» TASK STATEMENT:
Find every line in the records below that holds the word "Windspeed", and copy each one.

====== SUPPLIED DATA

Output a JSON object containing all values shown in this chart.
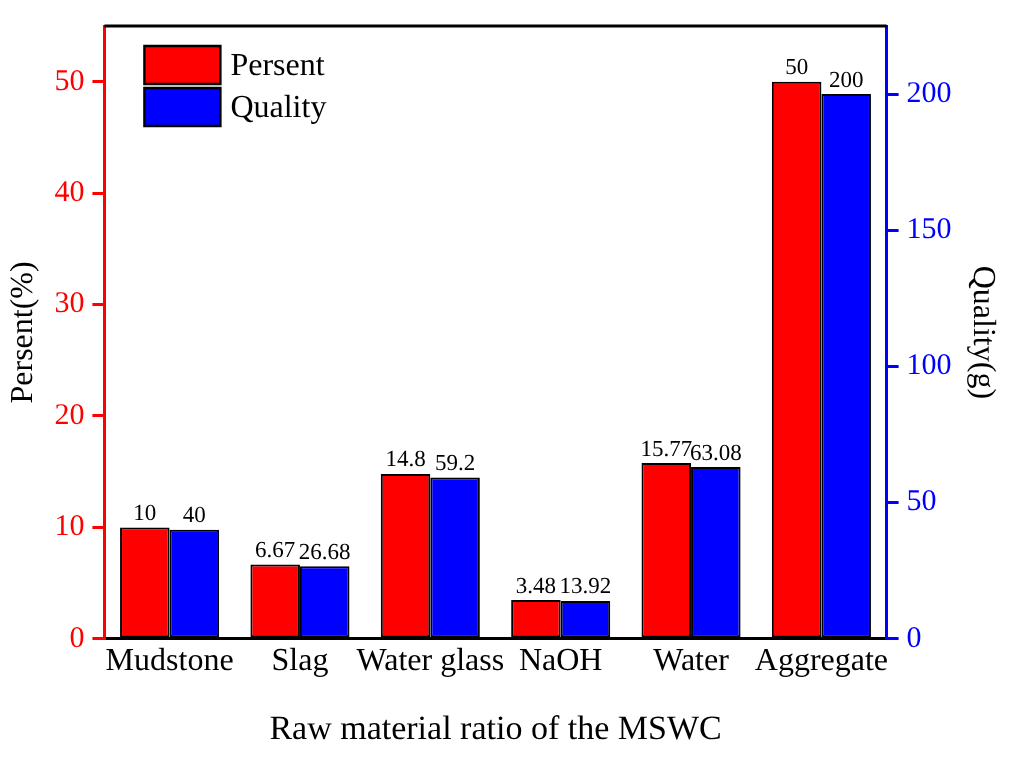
{
  "chart_data": {
    "type": "bar",
    "xlabel": "Raw material ratio of the MSWC",
    "ylabel": "Persent(%)",
    "y2label": "Quality(g)",
    "categories": [
      "Mudstone",
      "Slag",
      "Water glass",
      "NaOH",
      "Water",
      "Aggregate"
    ],
    "series": [
      {
        "name": "Persent",
        "color": "#ff0000",
        "values": [
          10,
          6.67,
          14.8,
          3.48,
          15.77,
          50
        ]
      },
      {
        "name": "Quality",
        "color": "#0000ff",
        "axis": "y2",
        "values": [
          40,
          26.68,
          59.2,
          13.92,
          63.08,
          200
        ]
      }
    ],
    "ylim": [
      0,
      55
    ],
    "yticks": [
      0,
      10,
      20,
      30,
      40,
      50
    ],
    "y2lim": [
      0,
      225
    ],
    "y2ticks": [
      0,
      50,
      100,
      150,
      200
    ],
    "data_labels": true,
    "legend": "top left",
    "grid": false
  }
}
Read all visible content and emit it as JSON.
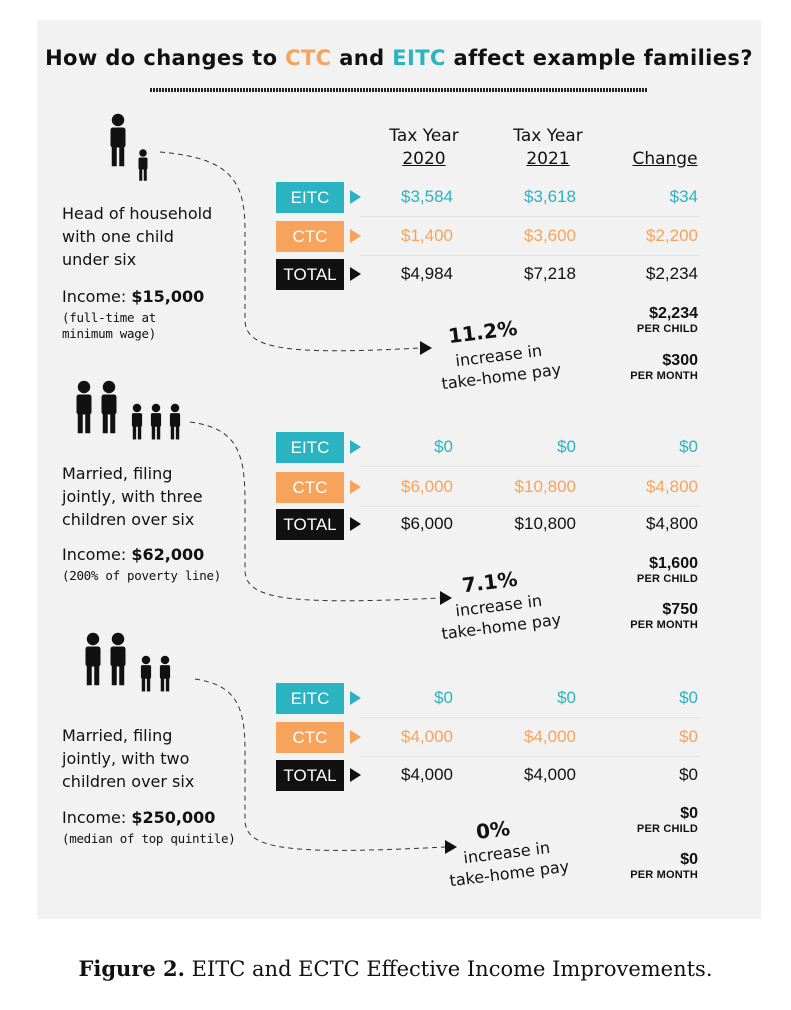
{
  "title": {
    "prefix": "How do changes to ",
    "ctc": "CTC",
    "and": " and ",
    "eitc": "EITC",
    "suffix": " affect example families?"
  },
  "columns": {
    "y2020_line1": "Tax Year",
    "y2020_line2": "2020",
    "y2021_line1": "Tax Year",
    "y2021_line2": "2021",
    "change": "Change"
  },
  "labels": {
    "eitc": "EITC",
    "ctc": "CTC",
    "total": "TOTAL"
  },
  "colors": {
    "eitc": "#2ab3c0",
    "ctc": "#f7a35c",
    "total": "#111111",
    "panel": "#f2f2f2"
  },
  "families": [
    {
      "desc": [
        "Head of household",
        "with one child",
        "under six"
      ],
      "income_label": "Income: ",
      "income_value": "$15,000",
      "income_note": [
        "(full-time at",
        "minimum wage)"
      ],
      "eitc": [
        "$3,584",
        "$3,618",
        "$34"
      ],
      "ctc": [
        "$1,400",
        "$3,600",
        "$2,200"
      ],
      "total": [
        "$4,984",
        "$7,218",
        "$2,234"
      ],
      "per_child_value": "$2,234",
      "per_child_label": "PER CHILD",
      "per_month_value": "$300",
      "per_month_label": "PER MONTH",
      "pct": "11.2%",
      "inc_line1": "increase in",
      "inc_line2": "take-home pay",
      "icon": "adult-with-one-child-icon"
    },
    {
      "desc": [
        "Married, filing",
        "jointly, with three",
        "children over six"
      ],
      "income_label": "Income: ",
      "income_value": "$62,000",
      "income_note": [
        "(200% of poverty line)"
      ],
      "eitc": [
        "$0",
        "$0",
        "$0"
      ],
      "ctc": [
        "$6,000",
        "$10,800",
        "$4,800"
      ],
      "total": [
        "$6,000",
        "$10,800",
        "$4,800"
      ],
      "per_child_value": "$1,600",
      "per_child_label": "PER CHILD",
      "per_month_value": "$750",
      "per_month_label": "PER MONTH",
      "pct": "7.1%",
      "inc_line1": "increase in",
      "inc_line2": "take-home pay",
      "icon": "two-adults-three-children-icon"
    },
    {
      "desc": [
        "Married, filing",
        "jointly, with two",
        "children over six"
      ],
      "income_label": "Income: ",
      "income_value": "$250,000",
      "income_note": [
        "(median of top quintile)"
      ],
      "eitc": [
        "$0",
        "$0",
        "$0"
      ],
      "ctc": [
        "$4,000",
        "$4,000",
        "$0"
      ],
      "total": [
        "$4,000",
        "$4,000",
        "$0"
      ],
      "per_child_value": "$0",
      "per_child_label": "PER CHILD",
      "per_month_value": "$0",
      "per_month_label": "PER MONTH",
      "pct": "0%",
      "inc_line1": "increase in",
      "inc_line2": "take-home pay",
      "icon": "two-adults-two-children-icon"
    }
  ],
  "caption": {
    "bold": "Figure 2.",
    "text": " EITC and ECTC Effective Income Improvements."
  }
}
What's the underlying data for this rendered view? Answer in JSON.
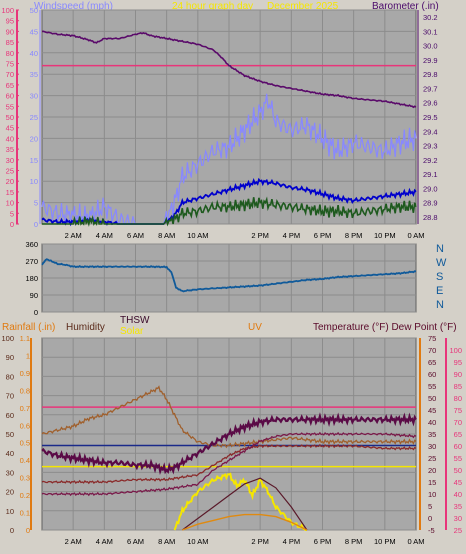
{
  "header": {
    "left_label": "Windspeed (mph)",
    "center_label": "24 hour graph day",
    "date_label": "December 2025",
    "right_label": "Barometer (.in)"
  },
  "lower_header": {
    "rainfall": "Rainfall (.in)",
    "humidity": "Humidity",
    "thsw": "THSW",
    "solar": "Solar",
    "uv": "UV",
    "temperature": "Temperature (°F) Dew Point (°F)"
  },
  "compass": [
    "N",
    "W",
    "S",
    "E",
    "N"
  ],
  "colors": {
    "wind": "#8888ff",
    "wind_avg": "#0000cc",
    "wind_dir": "#105a9a",
    "gust_low": "#1e5a1e",
    "barometer": "#5a0a6a",
    "pink_line": "#e8357a",
    "temperature": "#5a0a46",
    "humidity": "#a0522d",
    "solar": "#f5e600",
    "uv": "#e08a10",
    "plot_bg": "#a8a8a8"
  },
  "chart_data": [
    {
      "type": "line",
      "title": "",
      "x_ticks": [
        "2 AM",
        "4 AM",
        "6 AM",
        "8 AM",
        "10 AM",
        "2 PM",
        "4 PM",
        "6 PM",
        "8 PM",
        "10 PM",
        "0 AM"
      ],
      "left_axis": {
        "label": "Windspeed (mph)",
        "ticks": [
          0,
          5,
          10,
          15,
          20,
          25,
          30,
          35,
          40,
          45,
          50,
          55,
          60,
          65,
          70,
          75,
          80,
          85,
          90,
          95,
          100
        ],
        "range": [
          0,
          100
        ]
      },
      "mid_axis": {
        "ticks": [
          0,
          5,
          10,
          15,
          20,
          25,
          30,
          35,
          40,
          45,
          50
        ],
        "range": [
          0,
          50
        ]
      },
      "right_axis": {
        "label": "Barometer (.in)",
        "ticks": [
          28.8,
          28.9,
          29.0,
          29.1,
          29.2,
          29.3,
          29.4,
          29.5,
          29.6,
          29.7,
          29.8,
          29.9,
          30.0,
          30.1,
          30.2
        ],
        "range": [
          28.75,
          30.25
        ]
      },
      "series": [
        {
          "name": "Barometer",
          "axis": "right",
          "x": [
            0,
            1,
            2,
            3,
            3.5,
            4,
            5,
            6,
            6.5,
            7,
            8,
            9,
            10,
            11,
            11.5,
            12,
            13,
            14,
            15,
            16,
            17,
            18,
            19,
            20,
            21,
            22,
            23,
            24
          ],
          "y": [
            30.1,
            30.08,
            30.07,
            30.04,
            30.02,
            30.05,
            30.05,
            30.08,
            30.09,
            30.07,
            30.05,
            30.03,
            30.01,
            29.97,
            29.92,
            29.86,
            29.79,
            29.75,
            29.72,
            29.7,
            29.68,
            29.66,
            29.65,
            29.63,
            29.62,
            29.61,
            29.59,
            29.57
          ]
        },
        {
          "name": "Pink reference",
          "axis": "left",
          "x": [
            0,
            24
          ],
          "y": [
            74,
            74
          ]
        },
        {
          "name": "Wind gust",
          "axis": "left",
          "x": [
            0,
            1,
            2,
            3,
            4,
            5,
            6,
            7,
            7.8,
            8.5,
            9,
            10,
            11,
            12,
            13,
            14,
            14.5,
            15,
            16,
            17,
            18,
            19,
            20,
            21,
            22,
            23,
            24
          ],
          "y": [
            8,
            5,
            4,
            3,
            8,
            2,
            0,
            0,
            0,
            10,
            22,
            28,
            34,
            36,
            44,
            52,
            58,
            48,
            44,
            46,
            40,
            34,
            38,
            36,
            34,
            38,
            40
          ]
        },
        {
          "name": "Wind average",
          "axis": "left",
          "x": [
            0,
            1,
            2,
            3,
            4,
            5,
            6,
            7,
            7.8,
            8.5,
            9,
            10,
            11,
            12,
            13,
            14,
            15,
            16,
            17,
            18,
            19,
            20,
            21,
            22,
            23,
            24
          ],
          "y": [
            2,
            1,
            1,
            2,
            1,
            0,
            0,
            0,
            0,
            4,
            10,
            12,
            14,
            16,
            18,
            20,
            19,
            17,
            16,
            14,
            12,
            11,
            12,
            13,
            14,
            15
          ]
        },
        {
          "name": "Wind low",
          "axis": "left",
          "x": [
            0,
            1,
            2,
            3,
            4,
            5,
            6,
            7,
            7.8,
            8.5,
            9,
            10,
            11,
            12,
            13,
            14,
            15,
            16,
            17,
            18,
            19,
            20,
            21,
            22,
            23,
            24
          ],
          "y": [
            0,
            0,
            0,
            1,
            0,
            0,
            0,
            0,
            0,
            2,
            5,
            6,
            8,
            8,
            9,
            10,
            9,
            8,
            7,
            6,
            6,
            5,
            6,
            7,
            8,
            8
          ]
        }
      ]
    },
    {
      "type": "line",
      "title": "",
      "y_axis": {
        "ticks": [
          0,
          90,
          180,
          270,
          360
        ],
        "range": [
          0,
          360
        ]
      },
      "series": [
        {
          "name": "Wind direction",
          "x": [
            0,
            0.3,
            1,
            1.5,
            2,
            3,
            4,
            5,
            6,
            7,
            8,
            8.3,
            8.6,
            9,
            10,
            11,
            12,
            13,
            14,
            15,
            16,
            17,
            18,
            19,
            20,
            21,
            22,
            23,
            24
          ],
          "y": [
            250,
            280,
            255,
            250,
            240,
            240,
            240,
            240,
            240,
            240,
            238,
            210,
            130,
            110,
            120,
            125,
            130,
            135,
            140,
            150,
            160,
            170,
            175,
            185,
            190,
            195,
            200,
            205,
            215
          ]
        }
      ]
    },
    {
      "type": "line",
      "title": "",
      "axes": {
        "humidity_ticks": [
          0,
          10,
          20,
          30,
          40,
          50,
          60,
          70,
          80,
          90,
          100
        ],
        "rain_ticks": [
          0,
          0.1,
          0.2,
          0.3,
          0.4,
          0.5,
          0.6,
          0.7,
          0.8,
          0.9,
          1,
          1.1
        ],
        "uv_ticks": [
          0,
          1,
          2,
          3,
          4,
          5,
          6,
          7,
          8,
          9,
          10
        ],
        "temp_ticks": [
          -5,
          0,
          5,
          10,
          15,
          20,
          25,
          30,
          35,
          40,
          45,
          50,
          55,
          60,
          65,
          70,
          75
        ],
        "pink_ticks": [
          25,
          30,
          35,
          40,
          45,
          50,
          55,
          60,
          65,
          70,
          75,
          80,
          85,
          90,
          95,
          100
        ]
      },
      "series": [
        {
          "name": "Humidity",
          "axis": "humidity",
          "x": [
            0,
            1,
            2,
            3,
            4,
            5,
            6,
            7,
            7.5,
            8,
            8.5,
            9,
            10,
            11,
            12,
            13,
            14,
            15,
            16,
            17,
            18,
            19,
            20,
            21,
            22,
            23,
            24
          ],
          "y": [
            50,
            52,
            54,
            58,
            60,
            64,
            68,
            72,
            74,
            68,
            60,
            52,
            46,
            44,
            44,
            45,
            46,
            47,
            48,
            47,
            46,
            46,
            46,
            46,
            46,
            46,
            46
          ]
        },
        {
          "name": "Temperature",
          "axis": "temp",
          "x": [
            0,
            1,
            2,
            3,
            4,
            5,
            6,
            7,
            8,
            8.5,
            9,
            10,
            11,
            12,
            13,
            14,
            15,
            16,
            17,
            18,
            19,
            20,
            21,
            22,
            23,
            24
          ],
          "y": [
            28,
            26,
            25,
            24,
            23,
            23,
            22,
            22,
            20,
            21,
            23,
            27,
            31,
            35,
            38,
            40,
            41,
            41,
            41,
            41,
            41,
            41,
            41,
            41,
            41,
            41
          ]
        },
        {
          "name": "Dew point",
          "axis": "temp",
          "x": [
            0,
            2,
            4,
            6,
            8,
            9,
            10,
            11,
            12,
            13,
            14,
            15,
            16,
            18,
            20,
            22,
            24
          ],
          "y": [
            15,
            15,
            15,
            16,
            16,
            17,
            18,
            22,
            26,
            29,
            30,
            30,
            30,
            30,
            30,
            29,
            29
          ]
        },
        {
          "name": "THSW",
          "axis": "temp",
          "x": [
            0,
            2,
            4,
            6,
            8,
            9,
            10,
            11,
            12,
            13,
            14,
            15,
            16,
            18,
            20,
            22,
            24
          ],
          "y": [
            10,
            10,
            10,
            11,
            12,
            13,
            14,
            20,
            24,
            28,
            32,
            34,
            35,
            35,
            35,
            35,
            34
          ]
        },
        {
          "name": "Pink reference",
          "axis": "humidity",
          "x": [
            0,
            24
          ],
          "y": [
            64,
            64
          ]
        },
        {
          "name": "Blue reference",
          "axis": "humidity",
          "x": [
            0,
            24
          ],
          "y": [
            44,
            44
          ]
        },
        {
          "name": "Yellow reference",
          "axis": "humidity",
          "x": [
            0,
            24
          ],
          "y": [
            33,
            33
          ]
        },
        {
          "name": "Solar",
          "axis": "humidity",
          "x": [
            8.5,
            9,
            10,
            11,
            12,
            12.5,
            13,
            13.5,
            14,
            14.5,
            15,
            16,
            17
          ],
          "y": [
            0,
            10,
            20,
            26,
            29,
            23,
            26,
            18,
            26,
            20,
            12,
            4,
            0
          ]
        },
        {
          "name": "UV",
          "axis": "humidity",
          "x": [
            9,
            10,
            11,
            12,
            13,
            14,
            15,
            16,
            17
          ],
          "y": [
            0,
            6,
            12,
            18,
            24,
            27,
            22,
            12,
            0
          ]
        },
        {
          "name": "Solar max",
          "axis": "humidity",
          "x": [
            9,
            10,
            11,
            12,
            13,
            14,
            15,
            16,
            17
          ],
          "y": [
            0,
            3,
            5,
            7,
            8,
            8,
            7,
            4,
            0
          ]
        }
      ]
    }
  ]
}
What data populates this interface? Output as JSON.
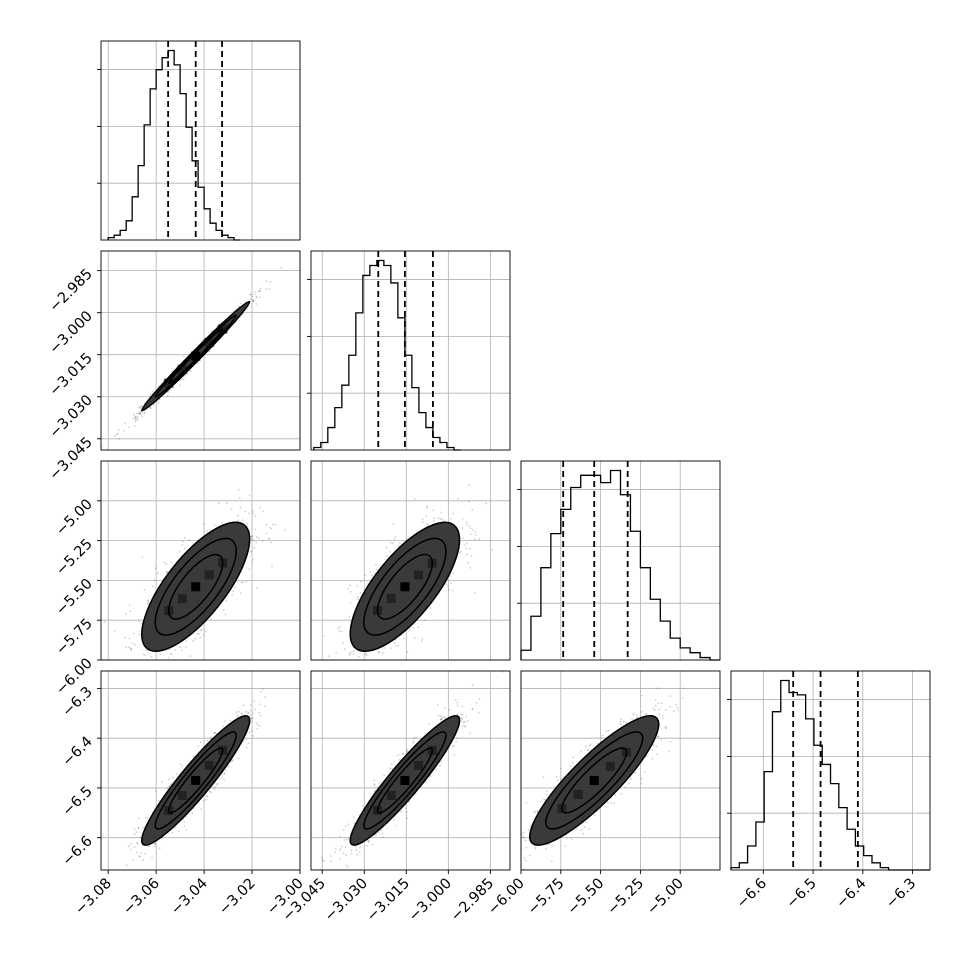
{
  "chart_data": {
    "type": "corner",
    "n_params": 4,
    "title": "",
    "axis_labels": [
      "",
      "",
      "",
      ""
    ],
    "params": [
      {
        "range": [
          -3.083,
          -3.0
        ],
        "ticks": [
          -3.08,
          -3.06,
          -3.04,
          -3.02,
          -3.0
        ],
        "tick_labels": [
          "−3.08",
          "−3.06",
          "−3.04",
          "−3.02",
          "−3.00"
        ],
        "quantiles": [
          -3.055,
          -3.0435,
          -3.0325
        ],
        "hist": {
          "start": -3.08,
          "step": 0.0025,
          "values": [
            1,
            2,
            4,
            8,
            18,
            31,
            48,
            63,
            71,
            76,
            79,
            73,
            61,
            47,
            33,
            22,
            13,
            7,
            4,
            2,
            1,
            0
          ]
        }
      },
      {
        "range": [
          -3.049,
          -2.978
        ],
        "ticks": [
          -3.045,
          -3.03,
          -3.015,
          -3.0,
          -2.985
        ],
        "tick_labels": [
          "−3.045",
          "−3.030",
          "−3.015",
          "−3.000",
          "−2.985"
        ],
        "quantiles": [
          -3.025,
          -3.0155,
          -3.0055
        ],
        "hist": {
          "start": -3.048,
          "step": 0.0025,
          "values": [
            1,
            3,
            9,
            17,
            26,
            38,
            55,
            70,
            74,
            76,
            74,
            67,
            53,
            38,
            25,
            15,
            9,
            5,
            3,
            1,
            0
          ]
        }
      },
      {
        "range": [
          -6.0,
          -4.75
        ],
        "ticks": [
          -6.0,
          -5.75,
          -5.5,
          -5.25,
          -5.0
        ],
        "tick_labels": [
          "−6.00",
          "−5.75",
          "−5.50",
          "−5.25",
          "−5.00"
        ],
        "quantiles": [
          -5.735,
          -5.54,
          -5.33
        ],
        "hist": {
          "start": -6.0,
          "step": 0.0625,
          "values": [
            4,
            18,
            38,
            52,
            62,
            71,
            76,
            76,
            73,
            78,
            68,
            53,
            38,
            25,
            16,
            9,
            5,
            3,
            1,
            0
          ]
        }
      },
      {
        "range": [
          -6.665,
          -6.265
        ],
        "ticks": [
          -6.6,
          -6.5,
          -6.4,
          -6.3
        ],
        "tick_labels": [
          "−6.6",
          "−6.5",
          "−6.4",
          "−6.3"
        ],
        "quantiles": [
          -6.54,
          -6.485,
          -6.41
        ],
        "hist": {
          "start": -6.665,
          "step": 0.01667,
          "values": [
            1,
            3,
            10,
            20,
            41,
            66,
            79,
            74,
            73,
            63,
            52,
            44,
            36,
            26,
            17,
            10,
            6,
            3,
            1,
            0,
            0,
            0,
            0,
            0
          ]
        }
      }
    ],
    "correlations": {
      "1-0": 0.992,
      "2-0": 0.74,
      "2-1": 0.73,
      "3-0": 0.93,
      "3-1": 0.93,
      "3-2": 0.87
    },
    "contour_levels": [
      0.5,
      1.0,
      1.5,
      2.0
    ],
    "grid": true
  }
}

============

» ANSWER FOR THE TASK:
    "left_label": "Windspeed (mph)",
        "label": "Windspeed (mph)",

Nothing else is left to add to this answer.